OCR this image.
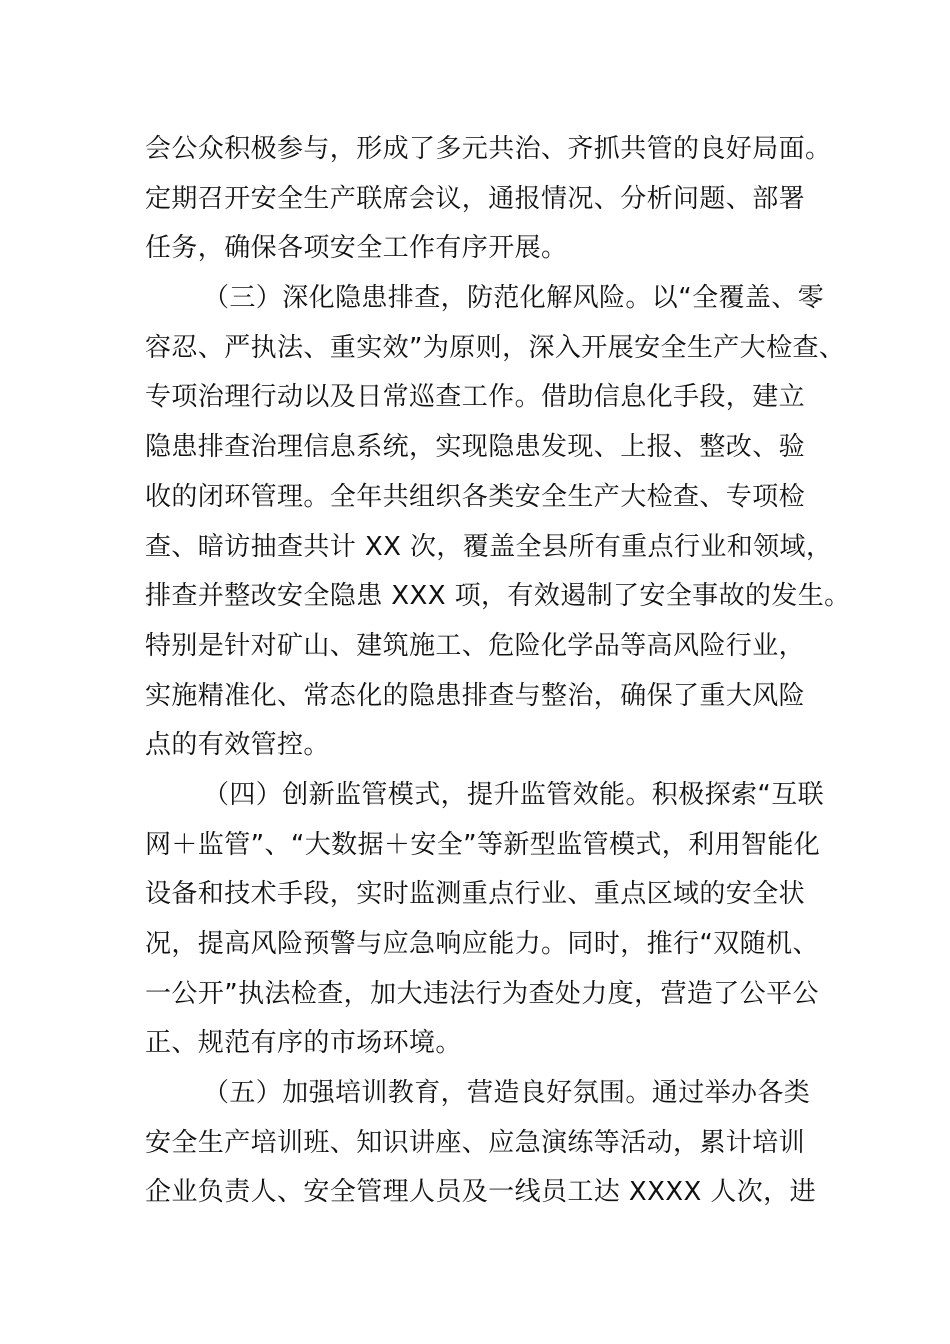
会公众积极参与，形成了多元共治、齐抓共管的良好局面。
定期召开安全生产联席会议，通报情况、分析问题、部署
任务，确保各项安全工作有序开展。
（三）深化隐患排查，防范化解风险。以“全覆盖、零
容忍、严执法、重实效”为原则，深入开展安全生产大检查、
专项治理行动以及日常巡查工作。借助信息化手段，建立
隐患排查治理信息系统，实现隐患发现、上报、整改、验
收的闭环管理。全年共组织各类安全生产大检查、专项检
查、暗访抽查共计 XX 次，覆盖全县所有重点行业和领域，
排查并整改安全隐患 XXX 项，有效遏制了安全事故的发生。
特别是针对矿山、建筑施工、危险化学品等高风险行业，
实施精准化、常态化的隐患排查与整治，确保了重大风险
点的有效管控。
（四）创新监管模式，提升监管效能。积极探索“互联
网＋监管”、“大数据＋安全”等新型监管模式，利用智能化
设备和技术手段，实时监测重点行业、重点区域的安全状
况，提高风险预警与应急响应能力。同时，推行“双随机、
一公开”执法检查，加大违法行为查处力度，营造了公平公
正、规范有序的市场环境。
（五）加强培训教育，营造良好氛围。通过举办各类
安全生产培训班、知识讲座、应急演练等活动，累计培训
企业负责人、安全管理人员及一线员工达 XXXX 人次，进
◇ ◇ ◇ ◇ ◇ ◇ ◇
Without including any picture, repeat the data exactly.

OCR this image.
会公众积极参与，形成了多元共治、齐抓共管的良好局面。
定期召开安全生产联席会议，通报情况、分析问题、部署
任务，确保各项安全工作有序开展。
（三）深化隐患排查，防范化解风险。以“全覆盖、零
容忍、严执法、重实效”为原则，深入开展安全生产大检查、
专项治理行动以及日常巡查工作。借助信息化手段，建立
隐患排查治理信息系统，实现隐患发现、上报、整改、验
收的闭环管理。全年共组织各类安全生产大检查、专项检
查、暗访抽查共计 XX 次，覆盖全县所有重点行业和领域，
排查并整改安全隐患 XXX 项，有效遏制了安全事故的发生。
特别是针对矿山、建筑施工、危险化学品等高风险行业，
实施精准化、常态化的隐患排查与整治，确保了重大风险
点的有效管控。
（四）创新监管模式，提升监管效能。积极探索“互联
网＋监管”、“大数据＋安全”等新型监管模式，利用智能化
设备和技术手段，实时监测重点行业、重点区域的安全状
况，提高风险预警与应急响应能力。同时，推行“双随机、
一公开”执法检查，加大违法行为查处力度，营造了公平公
正、规范有序的市场环境。
（五）加强培训教育，营造良好氛围。通过举办各类
安全生产培训班、知识讲座、应急演练等活动，累计培训
企业负责人、安全管理人员及一线员工达 XXXX 人次，进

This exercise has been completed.